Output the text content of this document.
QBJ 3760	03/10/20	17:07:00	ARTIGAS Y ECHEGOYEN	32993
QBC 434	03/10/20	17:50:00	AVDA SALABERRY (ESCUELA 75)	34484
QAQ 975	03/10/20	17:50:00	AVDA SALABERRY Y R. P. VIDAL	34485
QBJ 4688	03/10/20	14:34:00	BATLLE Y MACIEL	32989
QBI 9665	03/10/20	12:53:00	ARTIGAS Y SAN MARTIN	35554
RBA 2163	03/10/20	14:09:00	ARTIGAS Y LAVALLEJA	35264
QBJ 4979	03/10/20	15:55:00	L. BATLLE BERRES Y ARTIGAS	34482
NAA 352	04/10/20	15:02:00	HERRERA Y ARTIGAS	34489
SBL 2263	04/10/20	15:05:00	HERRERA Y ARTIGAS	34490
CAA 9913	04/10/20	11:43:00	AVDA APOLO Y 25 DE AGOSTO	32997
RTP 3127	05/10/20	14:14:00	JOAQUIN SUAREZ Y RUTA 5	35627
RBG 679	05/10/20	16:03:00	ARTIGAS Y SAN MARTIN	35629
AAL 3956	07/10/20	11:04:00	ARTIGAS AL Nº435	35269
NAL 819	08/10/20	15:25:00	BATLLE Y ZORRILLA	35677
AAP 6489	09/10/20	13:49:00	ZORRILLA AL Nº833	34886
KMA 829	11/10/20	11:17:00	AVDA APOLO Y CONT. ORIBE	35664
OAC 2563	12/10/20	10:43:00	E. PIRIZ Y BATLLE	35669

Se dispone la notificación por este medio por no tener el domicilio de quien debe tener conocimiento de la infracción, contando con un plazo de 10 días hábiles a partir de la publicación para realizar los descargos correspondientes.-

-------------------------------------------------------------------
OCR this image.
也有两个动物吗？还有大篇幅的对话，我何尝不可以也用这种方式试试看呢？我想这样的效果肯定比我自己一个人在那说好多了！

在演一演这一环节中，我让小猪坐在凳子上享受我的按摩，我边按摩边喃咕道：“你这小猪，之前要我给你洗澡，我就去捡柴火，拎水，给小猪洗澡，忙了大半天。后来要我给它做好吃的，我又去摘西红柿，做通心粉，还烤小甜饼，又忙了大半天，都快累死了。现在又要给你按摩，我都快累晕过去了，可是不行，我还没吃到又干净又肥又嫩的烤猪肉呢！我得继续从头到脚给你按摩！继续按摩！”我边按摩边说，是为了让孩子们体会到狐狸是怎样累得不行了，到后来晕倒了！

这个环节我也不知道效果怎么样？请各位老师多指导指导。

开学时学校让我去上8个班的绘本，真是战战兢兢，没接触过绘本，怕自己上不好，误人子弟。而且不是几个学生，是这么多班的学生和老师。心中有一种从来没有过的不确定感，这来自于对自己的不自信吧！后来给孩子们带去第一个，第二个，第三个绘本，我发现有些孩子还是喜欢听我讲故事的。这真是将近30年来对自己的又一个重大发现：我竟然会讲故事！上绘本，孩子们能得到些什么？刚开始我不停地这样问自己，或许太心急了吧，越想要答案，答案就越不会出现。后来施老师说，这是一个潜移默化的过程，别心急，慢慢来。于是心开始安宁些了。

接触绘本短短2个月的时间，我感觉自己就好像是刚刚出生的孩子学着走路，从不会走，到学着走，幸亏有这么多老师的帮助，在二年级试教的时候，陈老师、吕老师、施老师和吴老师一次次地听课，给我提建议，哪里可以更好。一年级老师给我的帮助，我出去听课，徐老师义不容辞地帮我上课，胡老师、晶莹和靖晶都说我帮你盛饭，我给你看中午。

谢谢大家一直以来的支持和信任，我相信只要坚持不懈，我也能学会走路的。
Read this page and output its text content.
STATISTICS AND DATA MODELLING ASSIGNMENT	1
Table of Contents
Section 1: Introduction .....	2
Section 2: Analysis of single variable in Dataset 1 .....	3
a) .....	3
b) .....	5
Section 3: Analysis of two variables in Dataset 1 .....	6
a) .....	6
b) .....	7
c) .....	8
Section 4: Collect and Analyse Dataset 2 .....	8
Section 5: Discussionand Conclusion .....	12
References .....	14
──────
§ **What you need to do**: Go through the records and show every line with the string "APOLO" in it.

§ **Solution for this problem**:
CAA 9913	04/10/20	11:43:00	AVDA APOLO Y 25 DE AGOSTO	32997
KMA 829	11/10/20	11:17:00	AVDA APOLO Y CONT. ORIBE	35664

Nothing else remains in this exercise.